A Associação Portuguesa de Administradores Hospitalares (APAH) atribui os atrasos no atendimento dos serviços de urgência nas últimas semanas à carência de recursos humanos ou à aproximação de um eventual pico gripal.

«Poderá justificar-se esta situação com uma eventual fusão de serviços de urgência de grandes hospitais que têm como consequência uma menor capacidade de responder depois a um acréscimo pontual de doentes», disse em declarações à Lusa Marta Temido, presidente da APAH.

De acordo com a presidente da Associação, a falta de recursos humanos das equipas «tem de ser avaliada caso a caso», acrescentando que as causas dos problemas de uns hospitais podem não ser as mesmas de outros.

Marta Temido disse que a reestruturação de serviços de urgência combinada com a aproximação de um eventual pico gripal pode levar a «situações muito complicadas e indesejáveis», conduzindo «à exasperação dos profissionais - já que ninguém gosta de ter filas de doentes em espera -, mas sobretudo à preocupação dos utentes, que não veem os seus problemas a ser resolvidos com a celeridade que gostariam».

+++

▶ [Tarefas a fazer]:
a – Segundo o texto sobre as urgências, quem preside à APAH?
b – Por favor, copie sem qualquer alteração o trecho do texto sobre as urgências que começa com as palavras "A Associação Portuguesa" e termina com "presidente da APAH.".
c – Escreva a parte seguinte do texto sobre as urgências, a partir do ponto em que ele termina.
Não é preciso consultar os registos.

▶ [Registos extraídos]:
+++

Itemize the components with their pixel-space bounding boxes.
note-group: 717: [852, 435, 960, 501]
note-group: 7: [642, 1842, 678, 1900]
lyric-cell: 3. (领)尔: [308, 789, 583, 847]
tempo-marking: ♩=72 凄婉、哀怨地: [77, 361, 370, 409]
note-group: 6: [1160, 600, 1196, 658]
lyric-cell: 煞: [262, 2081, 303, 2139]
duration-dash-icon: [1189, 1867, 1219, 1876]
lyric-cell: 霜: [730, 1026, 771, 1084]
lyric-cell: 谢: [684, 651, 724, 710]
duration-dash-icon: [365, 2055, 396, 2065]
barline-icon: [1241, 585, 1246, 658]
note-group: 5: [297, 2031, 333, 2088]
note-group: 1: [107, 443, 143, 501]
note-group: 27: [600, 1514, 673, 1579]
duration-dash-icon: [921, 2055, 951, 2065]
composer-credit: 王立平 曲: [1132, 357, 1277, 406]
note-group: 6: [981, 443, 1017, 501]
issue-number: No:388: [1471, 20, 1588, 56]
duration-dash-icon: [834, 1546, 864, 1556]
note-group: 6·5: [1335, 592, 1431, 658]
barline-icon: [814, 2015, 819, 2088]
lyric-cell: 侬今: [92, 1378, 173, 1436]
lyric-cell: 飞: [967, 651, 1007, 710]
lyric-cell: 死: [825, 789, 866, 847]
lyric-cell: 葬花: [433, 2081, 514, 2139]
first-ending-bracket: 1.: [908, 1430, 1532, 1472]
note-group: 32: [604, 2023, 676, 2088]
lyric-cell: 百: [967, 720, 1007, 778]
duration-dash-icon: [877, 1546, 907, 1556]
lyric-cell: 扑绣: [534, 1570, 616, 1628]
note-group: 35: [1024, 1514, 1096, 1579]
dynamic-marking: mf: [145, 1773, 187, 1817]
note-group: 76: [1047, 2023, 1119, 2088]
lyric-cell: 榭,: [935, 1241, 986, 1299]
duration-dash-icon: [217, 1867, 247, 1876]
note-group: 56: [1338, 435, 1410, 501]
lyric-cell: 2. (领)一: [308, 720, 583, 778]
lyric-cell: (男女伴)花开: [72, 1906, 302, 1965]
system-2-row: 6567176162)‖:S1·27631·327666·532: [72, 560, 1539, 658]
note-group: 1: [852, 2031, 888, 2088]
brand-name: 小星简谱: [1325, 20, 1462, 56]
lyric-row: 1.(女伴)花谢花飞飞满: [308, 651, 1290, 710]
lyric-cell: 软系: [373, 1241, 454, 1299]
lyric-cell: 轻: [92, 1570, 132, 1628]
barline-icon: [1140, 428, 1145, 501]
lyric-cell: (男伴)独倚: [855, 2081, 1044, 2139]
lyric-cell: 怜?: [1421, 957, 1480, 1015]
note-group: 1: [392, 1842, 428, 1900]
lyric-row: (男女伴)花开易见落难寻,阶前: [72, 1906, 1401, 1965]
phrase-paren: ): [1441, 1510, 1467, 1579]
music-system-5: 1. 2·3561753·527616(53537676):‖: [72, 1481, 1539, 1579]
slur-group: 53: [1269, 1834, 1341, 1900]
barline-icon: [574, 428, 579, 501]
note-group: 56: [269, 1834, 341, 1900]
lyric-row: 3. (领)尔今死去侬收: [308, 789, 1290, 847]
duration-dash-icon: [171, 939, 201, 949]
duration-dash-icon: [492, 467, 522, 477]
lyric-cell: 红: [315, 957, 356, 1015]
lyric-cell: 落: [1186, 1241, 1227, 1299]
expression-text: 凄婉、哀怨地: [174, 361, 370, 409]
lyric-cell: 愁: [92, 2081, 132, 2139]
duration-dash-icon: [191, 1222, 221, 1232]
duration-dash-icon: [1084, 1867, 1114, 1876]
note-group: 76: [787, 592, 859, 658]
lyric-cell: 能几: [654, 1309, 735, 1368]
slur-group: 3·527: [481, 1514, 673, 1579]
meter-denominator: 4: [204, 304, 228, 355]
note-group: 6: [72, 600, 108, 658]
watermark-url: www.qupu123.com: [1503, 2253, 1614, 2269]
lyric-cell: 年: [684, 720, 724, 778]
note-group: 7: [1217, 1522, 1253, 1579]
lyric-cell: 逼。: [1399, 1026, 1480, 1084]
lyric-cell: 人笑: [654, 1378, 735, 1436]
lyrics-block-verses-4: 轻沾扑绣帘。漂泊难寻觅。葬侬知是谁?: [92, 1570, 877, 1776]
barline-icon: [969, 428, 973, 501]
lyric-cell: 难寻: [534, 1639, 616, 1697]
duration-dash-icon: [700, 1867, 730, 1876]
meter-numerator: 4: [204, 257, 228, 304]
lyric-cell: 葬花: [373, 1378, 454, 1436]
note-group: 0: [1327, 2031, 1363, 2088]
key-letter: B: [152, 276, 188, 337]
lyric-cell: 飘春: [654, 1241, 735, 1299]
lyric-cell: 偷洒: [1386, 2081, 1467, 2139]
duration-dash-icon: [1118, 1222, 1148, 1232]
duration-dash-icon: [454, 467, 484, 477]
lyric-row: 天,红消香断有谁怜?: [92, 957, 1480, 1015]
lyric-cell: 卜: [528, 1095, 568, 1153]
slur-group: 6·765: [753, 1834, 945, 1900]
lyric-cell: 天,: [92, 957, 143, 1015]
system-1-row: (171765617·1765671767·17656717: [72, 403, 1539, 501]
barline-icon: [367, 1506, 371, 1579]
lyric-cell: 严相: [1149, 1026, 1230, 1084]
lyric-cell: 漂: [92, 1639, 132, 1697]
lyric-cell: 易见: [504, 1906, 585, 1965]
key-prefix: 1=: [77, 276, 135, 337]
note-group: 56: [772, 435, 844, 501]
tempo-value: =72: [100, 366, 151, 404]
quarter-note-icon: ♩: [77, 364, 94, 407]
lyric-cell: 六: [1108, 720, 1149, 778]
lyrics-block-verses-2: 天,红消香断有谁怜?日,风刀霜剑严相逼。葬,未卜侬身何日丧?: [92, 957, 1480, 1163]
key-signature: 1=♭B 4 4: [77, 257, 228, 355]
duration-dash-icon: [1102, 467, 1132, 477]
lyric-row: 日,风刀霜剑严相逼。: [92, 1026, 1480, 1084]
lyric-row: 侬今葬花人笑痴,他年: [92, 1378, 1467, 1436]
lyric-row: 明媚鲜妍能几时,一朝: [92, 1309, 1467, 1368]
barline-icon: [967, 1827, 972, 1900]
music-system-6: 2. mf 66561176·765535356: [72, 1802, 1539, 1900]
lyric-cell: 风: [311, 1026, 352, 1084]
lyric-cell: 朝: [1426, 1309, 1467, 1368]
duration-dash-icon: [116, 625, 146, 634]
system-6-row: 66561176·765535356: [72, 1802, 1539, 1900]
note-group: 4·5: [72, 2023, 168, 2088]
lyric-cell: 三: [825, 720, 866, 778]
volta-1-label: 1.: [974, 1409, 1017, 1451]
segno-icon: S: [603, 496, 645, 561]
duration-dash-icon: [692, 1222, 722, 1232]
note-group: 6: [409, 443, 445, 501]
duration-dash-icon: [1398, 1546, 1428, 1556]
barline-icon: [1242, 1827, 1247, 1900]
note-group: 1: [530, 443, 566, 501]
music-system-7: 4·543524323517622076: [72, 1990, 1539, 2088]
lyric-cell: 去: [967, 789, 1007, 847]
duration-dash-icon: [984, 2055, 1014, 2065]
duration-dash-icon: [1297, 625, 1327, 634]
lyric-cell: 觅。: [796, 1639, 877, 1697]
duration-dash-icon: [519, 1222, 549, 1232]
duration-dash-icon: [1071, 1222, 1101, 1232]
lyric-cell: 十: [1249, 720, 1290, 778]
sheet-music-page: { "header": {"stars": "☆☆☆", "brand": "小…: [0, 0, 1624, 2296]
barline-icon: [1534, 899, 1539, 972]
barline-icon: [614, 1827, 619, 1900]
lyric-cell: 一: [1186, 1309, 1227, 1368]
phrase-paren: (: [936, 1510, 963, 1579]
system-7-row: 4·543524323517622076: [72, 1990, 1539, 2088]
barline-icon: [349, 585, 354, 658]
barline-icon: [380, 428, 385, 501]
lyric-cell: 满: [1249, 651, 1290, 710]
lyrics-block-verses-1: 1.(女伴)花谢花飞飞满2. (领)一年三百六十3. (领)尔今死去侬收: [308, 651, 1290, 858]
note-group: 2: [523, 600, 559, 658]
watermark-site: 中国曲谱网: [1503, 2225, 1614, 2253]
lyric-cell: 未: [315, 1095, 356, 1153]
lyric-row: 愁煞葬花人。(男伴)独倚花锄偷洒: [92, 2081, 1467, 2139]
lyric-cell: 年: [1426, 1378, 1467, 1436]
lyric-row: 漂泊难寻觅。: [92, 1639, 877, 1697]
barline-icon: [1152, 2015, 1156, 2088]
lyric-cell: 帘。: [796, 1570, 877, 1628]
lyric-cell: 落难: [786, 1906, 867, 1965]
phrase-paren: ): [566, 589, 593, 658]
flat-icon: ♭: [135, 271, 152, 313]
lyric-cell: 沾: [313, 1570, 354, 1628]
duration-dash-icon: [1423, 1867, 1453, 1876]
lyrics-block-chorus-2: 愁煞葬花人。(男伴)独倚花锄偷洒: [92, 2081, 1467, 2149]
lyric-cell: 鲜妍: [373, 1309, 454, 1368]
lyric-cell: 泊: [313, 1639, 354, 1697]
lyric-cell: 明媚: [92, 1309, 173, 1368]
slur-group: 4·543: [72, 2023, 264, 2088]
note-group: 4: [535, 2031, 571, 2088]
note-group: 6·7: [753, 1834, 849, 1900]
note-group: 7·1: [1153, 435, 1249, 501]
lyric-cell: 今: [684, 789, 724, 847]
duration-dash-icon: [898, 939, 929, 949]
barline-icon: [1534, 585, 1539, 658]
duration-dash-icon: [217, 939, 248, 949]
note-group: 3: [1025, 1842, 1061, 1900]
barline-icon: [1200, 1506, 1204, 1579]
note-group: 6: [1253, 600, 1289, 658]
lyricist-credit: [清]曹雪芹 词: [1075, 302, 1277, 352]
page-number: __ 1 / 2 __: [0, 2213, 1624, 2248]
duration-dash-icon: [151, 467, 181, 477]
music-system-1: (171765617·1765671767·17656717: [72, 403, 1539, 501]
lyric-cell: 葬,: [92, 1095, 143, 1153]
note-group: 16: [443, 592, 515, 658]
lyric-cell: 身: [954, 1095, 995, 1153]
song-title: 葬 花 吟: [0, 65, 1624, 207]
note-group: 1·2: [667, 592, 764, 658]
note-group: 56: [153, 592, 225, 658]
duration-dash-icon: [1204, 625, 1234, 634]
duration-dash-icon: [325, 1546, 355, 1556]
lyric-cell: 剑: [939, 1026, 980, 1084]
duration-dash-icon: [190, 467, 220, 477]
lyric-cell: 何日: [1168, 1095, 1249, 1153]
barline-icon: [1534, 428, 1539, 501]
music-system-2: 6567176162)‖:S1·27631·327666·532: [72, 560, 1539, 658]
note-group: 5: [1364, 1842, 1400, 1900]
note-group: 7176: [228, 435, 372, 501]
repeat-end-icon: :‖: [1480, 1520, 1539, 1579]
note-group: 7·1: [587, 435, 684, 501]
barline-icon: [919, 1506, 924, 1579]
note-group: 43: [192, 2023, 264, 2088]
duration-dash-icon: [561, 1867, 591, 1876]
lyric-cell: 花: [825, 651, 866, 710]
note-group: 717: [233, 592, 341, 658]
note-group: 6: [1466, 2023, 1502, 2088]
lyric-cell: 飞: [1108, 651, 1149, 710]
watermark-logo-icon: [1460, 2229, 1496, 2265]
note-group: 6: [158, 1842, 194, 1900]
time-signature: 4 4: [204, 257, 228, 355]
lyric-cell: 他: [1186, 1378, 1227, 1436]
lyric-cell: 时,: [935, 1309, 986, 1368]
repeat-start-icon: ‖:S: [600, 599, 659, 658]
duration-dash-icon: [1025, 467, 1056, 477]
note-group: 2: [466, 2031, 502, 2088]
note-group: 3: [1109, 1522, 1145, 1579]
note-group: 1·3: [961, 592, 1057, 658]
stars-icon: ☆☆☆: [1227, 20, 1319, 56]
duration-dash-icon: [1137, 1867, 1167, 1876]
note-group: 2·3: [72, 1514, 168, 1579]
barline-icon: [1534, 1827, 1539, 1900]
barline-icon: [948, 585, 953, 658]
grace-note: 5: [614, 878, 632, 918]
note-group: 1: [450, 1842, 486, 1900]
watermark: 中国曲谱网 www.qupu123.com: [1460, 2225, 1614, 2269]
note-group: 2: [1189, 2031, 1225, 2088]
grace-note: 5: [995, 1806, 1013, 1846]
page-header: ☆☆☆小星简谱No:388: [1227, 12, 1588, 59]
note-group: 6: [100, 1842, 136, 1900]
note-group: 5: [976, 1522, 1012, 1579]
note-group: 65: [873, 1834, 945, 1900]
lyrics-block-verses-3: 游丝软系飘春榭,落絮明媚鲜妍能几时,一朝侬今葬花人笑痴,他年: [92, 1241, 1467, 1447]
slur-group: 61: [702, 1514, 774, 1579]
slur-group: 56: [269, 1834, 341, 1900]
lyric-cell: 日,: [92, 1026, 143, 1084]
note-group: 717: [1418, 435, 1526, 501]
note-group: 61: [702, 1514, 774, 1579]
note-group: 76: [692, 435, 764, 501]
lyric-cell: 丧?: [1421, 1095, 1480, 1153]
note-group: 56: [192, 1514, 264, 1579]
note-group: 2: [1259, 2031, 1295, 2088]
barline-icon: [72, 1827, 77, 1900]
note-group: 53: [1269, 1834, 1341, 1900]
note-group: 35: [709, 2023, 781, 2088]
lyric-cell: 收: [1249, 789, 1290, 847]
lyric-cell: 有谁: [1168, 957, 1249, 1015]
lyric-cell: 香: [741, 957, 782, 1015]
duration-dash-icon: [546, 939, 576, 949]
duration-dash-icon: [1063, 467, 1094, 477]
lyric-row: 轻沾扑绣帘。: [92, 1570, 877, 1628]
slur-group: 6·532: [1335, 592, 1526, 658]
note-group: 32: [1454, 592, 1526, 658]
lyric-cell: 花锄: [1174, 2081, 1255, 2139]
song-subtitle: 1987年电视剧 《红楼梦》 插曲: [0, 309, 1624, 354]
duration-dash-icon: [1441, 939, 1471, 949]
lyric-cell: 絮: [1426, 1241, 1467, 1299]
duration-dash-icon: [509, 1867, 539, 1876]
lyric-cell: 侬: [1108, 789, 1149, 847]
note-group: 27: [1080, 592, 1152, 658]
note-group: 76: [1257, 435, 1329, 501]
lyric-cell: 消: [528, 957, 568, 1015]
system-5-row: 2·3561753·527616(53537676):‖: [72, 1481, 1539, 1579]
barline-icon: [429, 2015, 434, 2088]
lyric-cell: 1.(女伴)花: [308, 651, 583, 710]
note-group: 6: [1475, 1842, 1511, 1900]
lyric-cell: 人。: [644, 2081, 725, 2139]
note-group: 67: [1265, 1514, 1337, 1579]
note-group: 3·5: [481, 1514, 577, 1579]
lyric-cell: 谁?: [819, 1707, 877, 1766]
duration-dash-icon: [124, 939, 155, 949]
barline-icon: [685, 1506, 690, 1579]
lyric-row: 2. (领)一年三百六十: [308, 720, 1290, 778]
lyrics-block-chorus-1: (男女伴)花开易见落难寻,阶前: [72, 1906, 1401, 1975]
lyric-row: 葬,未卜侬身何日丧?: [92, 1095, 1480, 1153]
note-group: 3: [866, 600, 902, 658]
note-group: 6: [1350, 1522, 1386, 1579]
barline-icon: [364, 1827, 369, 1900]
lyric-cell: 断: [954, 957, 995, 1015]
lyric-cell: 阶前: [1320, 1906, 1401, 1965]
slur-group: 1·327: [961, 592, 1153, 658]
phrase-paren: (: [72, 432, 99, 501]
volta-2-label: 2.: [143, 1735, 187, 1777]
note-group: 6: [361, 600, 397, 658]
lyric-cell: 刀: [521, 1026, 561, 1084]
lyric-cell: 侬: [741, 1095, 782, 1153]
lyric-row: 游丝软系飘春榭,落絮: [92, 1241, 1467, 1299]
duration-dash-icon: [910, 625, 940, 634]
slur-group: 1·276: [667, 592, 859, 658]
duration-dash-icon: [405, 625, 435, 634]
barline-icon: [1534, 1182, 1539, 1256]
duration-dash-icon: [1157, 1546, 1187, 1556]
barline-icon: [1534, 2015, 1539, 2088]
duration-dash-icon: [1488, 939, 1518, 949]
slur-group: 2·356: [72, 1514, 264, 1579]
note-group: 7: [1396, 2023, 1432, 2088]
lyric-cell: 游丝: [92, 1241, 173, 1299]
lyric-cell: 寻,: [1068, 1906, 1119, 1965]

+++

▶ [Respostas do exercício]:
a – Marta Temido.

b –
A Associação Portuguesa de Administradores Hospitalares (APAH) atribui os atrasos no atendimento dos serviços de urgência nas últimas semanas à carência de recursos humanos ou à aproximação de um eventual pico gripal.

«Poderá justificar-se esta situação com uma eventual fusão de serviços de urgência de grandes hospitais que têm como consequência uma menor capacidade de responder depois a um acréscimo pontual de doentes», disse em declarações à Lusa Marta Temido, presidente da APAH.

c –
A presidente da APAH lembrou ainda que, em janeiro, os picos de gripe fazem com que haja «anualmente situações relatadas de grande afluência às urgências e perturbação do normal funcionamento».

«Infelizmente é uma situação à qual temos vindo a assistir com maior ou menor intensidade anualmente. Também no verão, aquando da onda de calor, também se verificou uma afluência nas urgências», frisou.

Marta Temido sublinhou que o eventual pico gripal «ainda está para vir» devido à transmissão do vírus.